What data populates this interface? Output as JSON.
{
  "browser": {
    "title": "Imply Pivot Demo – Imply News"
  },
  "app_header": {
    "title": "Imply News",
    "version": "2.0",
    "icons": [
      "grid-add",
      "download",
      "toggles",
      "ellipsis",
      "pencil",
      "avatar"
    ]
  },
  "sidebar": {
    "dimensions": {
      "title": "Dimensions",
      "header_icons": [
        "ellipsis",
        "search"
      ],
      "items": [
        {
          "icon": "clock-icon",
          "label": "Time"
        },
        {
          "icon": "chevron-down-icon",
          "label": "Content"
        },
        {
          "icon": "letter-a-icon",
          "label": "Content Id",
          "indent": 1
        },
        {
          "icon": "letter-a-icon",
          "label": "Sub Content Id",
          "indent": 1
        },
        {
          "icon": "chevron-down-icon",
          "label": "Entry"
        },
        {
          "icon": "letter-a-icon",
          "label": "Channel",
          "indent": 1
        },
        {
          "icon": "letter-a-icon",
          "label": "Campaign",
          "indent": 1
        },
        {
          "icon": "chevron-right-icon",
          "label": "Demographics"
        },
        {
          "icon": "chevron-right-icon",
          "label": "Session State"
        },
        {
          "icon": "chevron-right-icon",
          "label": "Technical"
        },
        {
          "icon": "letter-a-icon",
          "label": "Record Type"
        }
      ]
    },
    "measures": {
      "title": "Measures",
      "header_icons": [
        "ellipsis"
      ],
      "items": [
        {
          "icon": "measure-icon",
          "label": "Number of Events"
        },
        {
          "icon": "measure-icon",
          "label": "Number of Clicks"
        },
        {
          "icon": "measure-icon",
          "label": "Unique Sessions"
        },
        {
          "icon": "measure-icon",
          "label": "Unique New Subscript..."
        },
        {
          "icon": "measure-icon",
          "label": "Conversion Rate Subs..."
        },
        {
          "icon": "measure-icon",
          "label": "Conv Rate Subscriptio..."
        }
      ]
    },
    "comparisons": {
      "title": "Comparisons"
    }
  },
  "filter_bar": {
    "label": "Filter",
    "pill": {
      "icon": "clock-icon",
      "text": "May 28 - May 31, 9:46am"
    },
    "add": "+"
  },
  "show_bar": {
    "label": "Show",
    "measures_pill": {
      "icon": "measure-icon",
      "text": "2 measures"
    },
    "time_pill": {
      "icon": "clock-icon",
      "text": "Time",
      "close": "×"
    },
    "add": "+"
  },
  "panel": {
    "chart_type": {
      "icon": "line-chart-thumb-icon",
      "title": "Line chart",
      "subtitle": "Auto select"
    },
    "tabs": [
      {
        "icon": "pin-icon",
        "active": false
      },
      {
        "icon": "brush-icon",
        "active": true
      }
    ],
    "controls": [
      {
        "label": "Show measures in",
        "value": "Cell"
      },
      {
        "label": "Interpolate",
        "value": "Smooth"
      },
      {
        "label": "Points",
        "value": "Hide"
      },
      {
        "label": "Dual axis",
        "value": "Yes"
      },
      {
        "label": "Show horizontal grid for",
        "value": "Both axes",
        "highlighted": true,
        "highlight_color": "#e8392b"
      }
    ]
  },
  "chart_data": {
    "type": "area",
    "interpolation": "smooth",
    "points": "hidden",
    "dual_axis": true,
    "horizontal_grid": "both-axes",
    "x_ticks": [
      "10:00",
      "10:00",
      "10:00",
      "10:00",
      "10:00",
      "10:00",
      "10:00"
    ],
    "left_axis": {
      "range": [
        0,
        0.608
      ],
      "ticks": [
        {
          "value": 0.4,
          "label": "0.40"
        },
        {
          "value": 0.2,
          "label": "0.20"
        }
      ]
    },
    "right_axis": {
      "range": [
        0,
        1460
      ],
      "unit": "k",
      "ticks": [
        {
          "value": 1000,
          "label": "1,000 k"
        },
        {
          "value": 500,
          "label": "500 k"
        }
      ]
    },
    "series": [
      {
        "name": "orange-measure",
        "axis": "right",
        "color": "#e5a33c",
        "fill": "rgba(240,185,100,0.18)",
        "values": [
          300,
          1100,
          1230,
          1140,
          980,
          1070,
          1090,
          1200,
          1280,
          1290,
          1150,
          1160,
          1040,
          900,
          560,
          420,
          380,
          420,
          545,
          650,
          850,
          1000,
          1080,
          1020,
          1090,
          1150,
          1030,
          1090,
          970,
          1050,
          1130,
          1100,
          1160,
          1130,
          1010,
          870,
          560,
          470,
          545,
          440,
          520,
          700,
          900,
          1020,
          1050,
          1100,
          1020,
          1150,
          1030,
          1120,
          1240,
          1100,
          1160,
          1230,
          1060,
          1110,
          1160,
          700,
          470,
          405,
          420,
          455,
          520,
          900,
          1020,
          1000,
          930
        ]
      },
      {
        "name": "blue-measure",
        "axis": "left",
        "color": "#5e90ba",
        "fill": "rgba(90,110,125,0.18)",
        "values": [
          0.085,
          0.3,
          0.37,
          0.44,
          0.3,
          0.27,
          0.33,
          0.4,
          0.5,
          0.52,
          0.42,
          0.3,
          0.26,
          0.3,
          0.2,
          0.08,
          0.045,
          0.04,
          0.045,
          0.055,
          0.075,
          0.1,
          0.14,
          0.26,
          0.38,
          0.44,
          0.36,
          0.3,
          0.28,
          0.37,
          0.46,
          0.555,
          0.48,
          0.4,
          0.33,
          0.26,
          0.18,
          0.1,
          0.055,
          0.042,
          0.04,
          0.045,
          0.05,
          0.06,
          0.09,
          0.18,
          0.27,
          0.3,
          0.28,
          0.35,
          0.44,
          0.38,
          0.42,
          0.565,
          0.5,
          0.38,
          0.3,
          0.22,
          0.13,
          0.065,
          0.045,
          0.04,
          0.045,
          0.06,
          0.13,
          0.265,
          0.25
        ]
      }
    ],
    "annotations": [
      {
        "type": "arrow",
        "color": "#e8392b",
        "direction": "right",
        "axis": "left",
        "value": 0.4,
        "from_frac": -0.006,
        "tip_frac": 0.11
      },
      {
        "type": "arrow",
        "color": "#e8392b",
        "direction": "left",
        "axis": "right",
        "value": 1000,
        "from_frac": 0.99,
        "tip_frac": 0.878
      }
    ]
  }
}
===============
### What to do
Reproduce all of the entries word for word.

### Response to the exercise
What data populates this interface? Output as JSON.
{
  "browser": {
    "title": "Imply Pivot Demo – Imply News"
  },
  "app_header": {
    "title": "Imply News",
    "version": "2.0",
    "icons": [
      "grid-add",
      "download",
      "toggles",
      "ellipsis",
      "pencil",
      "avatar"
    ]
  },
  "sidebar": {
    "dimensions": {
      "title": "Dimensions",
      "header_icons": [
        "ellipsis",
        "search"
      ],
      "items": [
        {
          "icon": "clock-icon",
          "label": "Time"
        },
        {
          "icon": "chevron-down-icon",
          "label": "Content"
        },
        {
          "icon": "letter-a-icon",
          "label": "Content Id",
          "indent": 1
        },
        {
          "icon": "letter-a-icon",
          "label": "Sub Content Id",
          "indent": 1
        },
        {
          "icon": "chevron-down-icon",
          "label": "Entry"
        },
        {
          "icon": "letter-a-icon",
          "label": "Channel",
          "indent": 1
        },
        {
          "icon": "letter-a-icon",
          "label": "Campaign",
          "indent": 1
        },
        {
          "icon": "chevron-right-icon",
          "label": "Demographics"
        },
        {
          "icon": "chevron-right-icon",
          "label": "Session State"
        },
        {
          "icon": "chevron-right-icon",
          "label": "Technical"
        },
        {
          "icon": "letter-a-icon",
          "label": "Record Type"
        }
      ]
    },
    "measures": {
      "title": "Measures",
      "header_icons": [
        "ellipsis"
      ],
      "items": [
        {
          "icon": "measure-icon",
          "label": "Number of Events"
        },
        {
          "icon": "measure-icon",
          "label": "Number of Clicks"
        },
        {
          "icon": "measure-icon",
          "label": "Unique Sessions"
        },
        {
          "icon": "measure-icon",
          "label": "Unique New Subscript..."
        },
        {
          "icon": "measure-icon",
          "label": "Conversion Rate Subs..."
        },
        {
          "icon": "measure-icon",
          "label": "Conv Rate Subscriptio..."
        }
      ]
    },
    "comparisons": {
      "title": "Comparisons"
    }
  },
  "filter_bar": {
    "label": "Filter",
    "pill": {
      "icon": "clock-icon",
      "text": "May 28 - May 31, 9:46am"
    },
    "add": "+"
  },
  "show_bar": {
    "label": "Show",
    "measures_pill": {
      "icon": "measure-icon",
      "text": "2 measures"
    },
    "time_pill": {
      "icon": "clock-icon",
      "text": "Time",
      "close": "×"
    },
    "add": "+"
  },
  "panel": {
    "chart_type": {
      "icon": "line-chart-thumb-icon",
      "title": "Line chart",
      "subtitle": "Auto select"
    },
    "tabs": [
      {
        "icon": "pin-icon",
        "active": false
      },
      {
        "icon": "brush-icon",
        "active": true
      }
    ],
    "controls": [
      {
        "label": "Show measures in",
        "value": "Cell"
      },
      {
        "label": "Interpolate",
        "value": "Smooth"
      },
      {
        "label": "Points",
        "value": "Hide"
      },
      {
        "label": "Dual axis",
        "value": "Yes"
      },
      {
        "label": "Show horizontal grid for",
        "value": "Both axes",
        "highlighted": true,
        "highlight_color": "#e8392b"
      }
    ]
  },
  "chart_data": {
    "type": "area",
    "interpolation": "smooth",
    "points": "hidden",
    "dual_axis": true,
    "horizontal_grid": "both-axes",
    "x_ticks": [
      "10:00",
      "10:00",
      "10:00",
      "10:00",
      "10:00",
      "10:00",
      "10:00"
    ],
    "left_axis": {
      "range": [
        0,
        0.608
      ],
      "ticks": [
        {
          "value": 0.4,
          "label": "0.40"
        },
        {
          "value": 0.2,
          "label": "0.20"
        }
      ]
    },
    "right_axis": {
      "range": [
        0,
        1460
      ],
      "unit": "k",
      "ticks": [
        {
          "value": 1000,
          "label": "1,000 k"
        },
        {
          "value": 500,
          "label": "500 k"
        }
      ]
    },
    "series": [
      {
        "name": "orange-measure",
        "axis": "right",
        "color": "#e5a33c",
        "fill": "rgba(240,185,100,0.18)",
        "values": [
          300,
          1100,
          1230,
          1140,
          980,
          1070,
          1090,
          1200,
          1280,
          1290,
          1150,
          1160,
          1040,
          900,
          560,
          420,
          380,
          420,
          545,
          650,
          850,
          1000,
          1080,
          1020,
          1090,
          1150,
          1030,
          1090,
          970,
          1050,
          1130,
          1100,
          1160,
          1130,
          1010,
          870,
          560,
          470,
          545,
          440,
          520,
          700,
          900,
          1020,
          1050,
          1100,
          1020,
          1150,
          1030,
          1120,
          1240,
          1100,
          1160,
          1230,
          1060,
          1110,
          1160,
          700,
          470,
          405,
          420,
          455,
          520,
          900,
          1020,
          1000,
          930
        ]
      },
      {
        "name": "blue-measure",
        "axis": "left",
        "color": "#5e90ba",
        "fill": "rgba(90,110,125,0.18)",
        "values": [
          0.085,
          0.3,
          0.37,
          0.44,
          0.3,
          0.27,
          0.33,
          0.4,
          0.5,
          0.52,
          0.42,
          0.3,
          0.26,
          0.3,
          0.2,
          0.08,
          0.045,
          0.04,
          0.045,
          0.055,
          0.075,
          0.1,
          0.14,
          0.26,
          0.38,
          0.44,
          0.36,
          0.3,
          0.28,
          0.37,
          0.46,
          0.555,
          0.48,
          0.4,
          0.33,
          0.26,
          0.18,
          0.1,
          0.055,
          0.042,
          0.04,
          0.045,
          0.05,
          0.06,
          0.09,
          0.18,
          0.27,
          0.3,
          0.28,
          0.35,
          0.44,
          0.38,
          0.42,
          0.565,
          0.5,
          0.38,
          0.3,
          0.22,
          0.13,
          0.065,
          0.045,
          0.04,
          0.045,
          0.06,
          0.13,
          0.265,
          0.25
        ]
      }
    ],
    "annotations": [
      {
        "type": "arrow",
        "color": "#e8392b",
        "direction": "right",
        "axis": "left",
        "value": 0.4,
        "from_frac": -0.006,
        "tip_frac": 0.11
      },
      {
        "type": "arrow",
        "color": "#e8392b",
        "direction": "left",
        "axis": "right",
        "value": 1000,
        "from_frac": 0.99,
        "tip_frac": 0.878
      }
    ]
  }
}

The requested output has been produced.